Dataset excerpts:
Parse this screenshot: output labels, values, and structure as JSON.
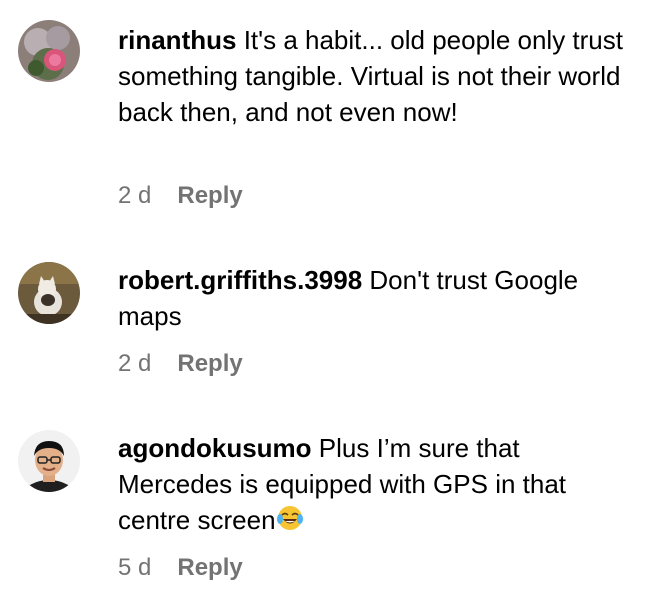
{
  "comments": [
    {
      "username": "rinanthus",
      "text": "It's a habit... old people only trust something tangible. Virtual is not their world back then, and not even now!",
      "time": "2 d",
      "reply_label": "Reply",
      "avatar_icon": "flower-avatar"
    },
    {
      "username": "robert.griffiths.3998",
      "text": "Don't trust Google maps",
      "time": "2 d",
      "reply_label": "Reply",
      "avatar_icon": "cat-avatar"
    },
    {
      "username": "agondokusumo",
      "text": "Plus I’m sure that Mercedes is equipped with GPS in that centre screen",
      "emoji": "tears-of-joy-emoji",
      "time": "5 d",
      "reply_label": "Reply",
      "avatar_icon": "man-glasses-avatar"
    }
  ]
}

...

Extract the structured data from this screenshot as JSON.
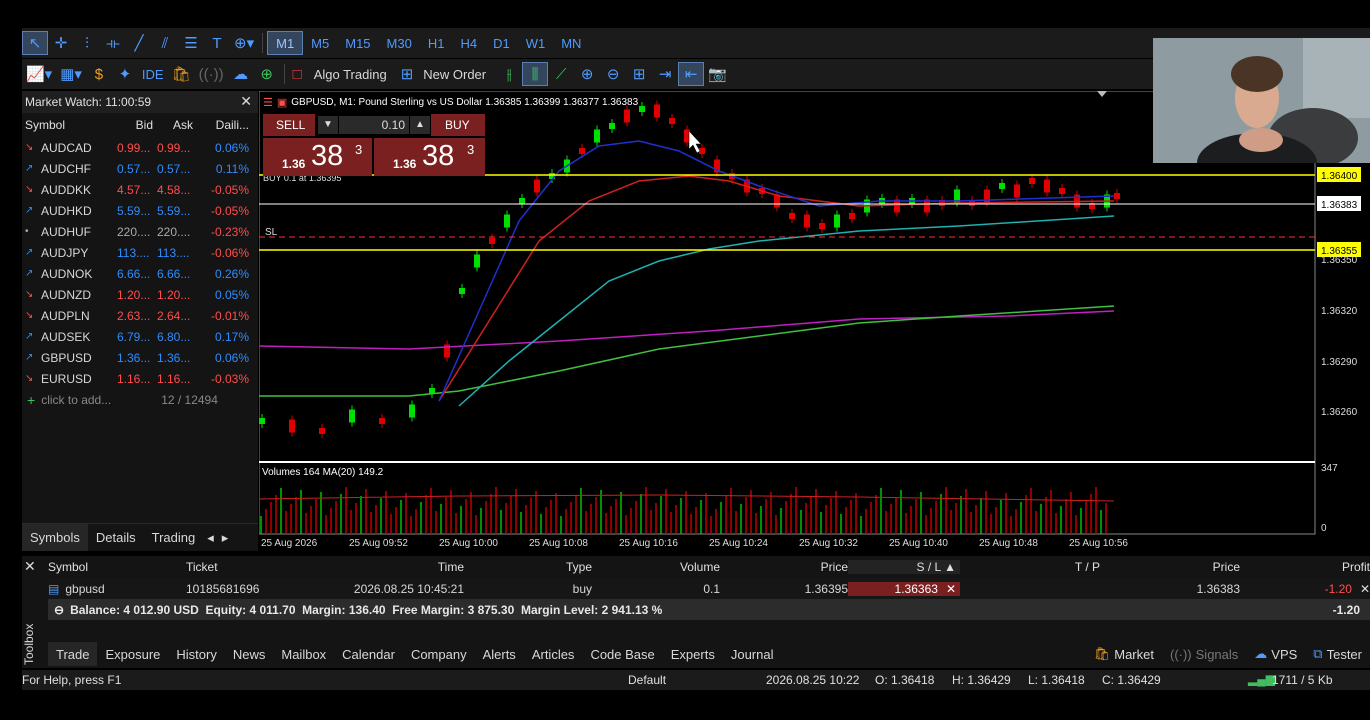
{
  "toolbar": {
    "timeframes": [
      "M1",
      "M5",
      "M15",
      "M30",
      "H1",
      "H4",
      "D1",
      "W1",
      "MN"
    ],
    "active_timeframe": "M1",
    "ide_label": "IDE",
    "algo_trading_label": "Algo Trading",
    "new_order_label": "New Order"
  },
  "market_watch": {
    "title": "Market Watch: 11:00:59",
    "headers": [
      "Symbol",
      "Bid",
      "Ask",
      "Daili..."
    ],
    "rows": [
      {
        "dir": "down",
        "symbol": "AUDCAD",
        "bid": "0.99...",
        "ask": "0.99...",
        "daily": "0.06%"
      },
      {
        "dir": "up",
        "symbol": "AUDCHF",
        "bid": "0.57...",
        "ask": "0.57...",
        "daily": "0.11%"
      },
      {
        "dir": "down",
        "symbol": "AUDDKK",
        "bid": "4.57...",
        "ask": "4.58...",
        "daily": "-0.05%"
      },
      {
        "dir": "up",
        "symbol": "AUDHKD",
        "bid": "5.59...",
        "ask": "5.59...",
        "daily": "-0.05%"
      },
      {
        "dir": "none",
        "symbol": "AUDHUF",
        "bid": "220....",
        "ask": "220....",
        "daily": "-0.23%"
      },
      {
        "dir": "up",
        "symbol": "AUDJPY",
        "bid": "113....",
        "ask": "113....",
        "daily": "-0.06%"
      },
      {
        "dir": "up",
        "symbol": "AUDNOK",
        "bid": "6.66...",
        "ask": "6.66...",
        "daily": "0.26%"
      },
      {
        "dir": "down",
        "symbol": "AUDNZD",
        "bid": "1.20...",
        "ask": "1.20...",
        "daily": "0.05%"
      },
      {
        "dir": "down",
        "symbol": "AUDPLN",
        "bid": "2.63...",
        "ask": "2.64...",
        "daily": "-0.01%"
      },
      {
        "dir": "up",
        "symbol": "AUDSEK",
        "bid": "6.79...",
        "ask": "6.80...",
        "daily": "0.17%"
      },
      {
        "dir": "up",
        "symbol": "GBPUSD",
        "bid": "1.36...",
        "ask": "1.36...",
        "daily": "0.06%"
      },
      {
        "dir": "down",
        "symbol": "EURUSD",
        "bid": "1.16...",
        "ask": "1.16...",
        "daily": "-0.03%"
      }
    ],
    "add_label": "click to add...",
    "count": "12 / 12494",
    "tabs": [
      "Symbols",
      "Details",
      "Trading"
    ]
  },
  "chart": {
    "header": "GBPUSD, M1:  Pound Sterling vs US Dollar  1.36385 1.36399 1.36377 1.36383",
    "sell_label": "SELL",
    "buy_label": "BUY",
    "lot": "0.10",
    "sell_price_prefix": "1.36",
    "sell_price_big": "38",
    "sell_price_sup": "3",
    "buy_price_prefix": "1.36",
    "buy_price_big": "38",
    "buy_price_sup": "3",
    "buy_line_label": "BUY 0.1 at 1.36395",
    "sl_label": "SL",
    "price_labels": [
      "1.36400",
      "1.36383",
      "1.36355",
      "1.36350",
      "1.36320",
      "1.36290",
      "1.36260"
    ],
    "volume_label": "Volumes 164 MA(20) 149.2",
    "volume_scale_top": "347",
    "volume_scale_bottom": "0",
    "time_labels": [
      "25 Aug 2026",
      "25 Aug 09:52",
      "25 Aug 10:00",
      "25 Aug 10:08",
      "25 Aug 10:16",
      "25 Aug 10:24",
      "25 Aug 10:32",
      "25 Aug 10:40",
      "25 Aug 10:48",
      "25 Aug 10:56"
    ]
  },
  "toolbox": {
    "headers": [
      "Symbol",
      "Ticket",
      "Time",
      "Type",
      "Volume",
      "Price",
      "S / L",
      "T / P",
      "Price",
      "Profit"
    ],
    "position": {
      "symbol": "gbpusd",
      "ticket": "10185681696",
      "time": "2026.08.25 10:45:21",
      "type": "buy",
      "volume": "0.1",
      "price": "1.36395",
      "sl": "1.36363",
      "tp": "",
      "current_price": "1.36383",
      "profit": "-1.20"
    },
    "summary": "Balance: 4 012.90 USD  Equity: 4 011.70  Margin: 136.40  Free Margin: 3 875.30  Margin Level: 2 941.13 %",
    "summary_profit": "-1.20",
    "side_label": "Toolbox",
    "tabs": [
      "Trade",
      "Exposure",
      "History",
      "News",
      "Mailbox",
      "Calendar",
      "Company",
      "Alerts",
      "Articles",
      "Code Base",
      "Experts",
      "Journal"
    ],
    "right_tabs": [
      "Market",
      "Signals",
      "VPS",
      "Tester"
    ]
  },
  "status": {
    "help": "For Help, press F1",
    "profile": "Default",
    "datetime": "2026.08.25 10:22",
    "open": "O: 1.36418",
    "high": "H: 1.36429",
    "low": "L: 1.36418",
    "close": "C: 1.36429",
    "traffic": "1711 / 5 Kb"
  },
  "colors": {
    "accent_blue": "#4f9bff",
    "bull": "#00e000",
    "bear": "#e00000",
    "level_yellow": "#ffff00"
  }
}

==

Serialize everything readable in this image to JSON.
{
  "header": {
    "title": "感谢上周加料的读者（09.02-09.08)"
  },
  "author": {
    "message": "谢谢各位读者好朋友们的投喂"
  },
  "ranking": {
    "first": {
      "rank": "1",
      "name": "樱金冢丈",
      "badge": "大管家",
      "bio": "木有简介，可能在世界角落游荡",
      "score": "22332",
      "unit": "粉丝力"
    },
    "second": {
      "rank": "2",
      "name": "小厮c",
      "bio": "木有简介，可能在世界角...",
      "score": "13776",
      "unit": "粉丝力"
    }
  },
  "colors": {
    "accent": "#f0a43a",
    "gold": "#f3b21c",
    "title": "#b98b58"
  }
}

Task instructions: Look through the entries above; copy each line where the string "this" appears.

Exercise solution:
Parse this screenshot: output labels, values, and structure as JSON.
Extract the structured data from this screenshot as JSON.
Serialize everything readable in this image to JSON.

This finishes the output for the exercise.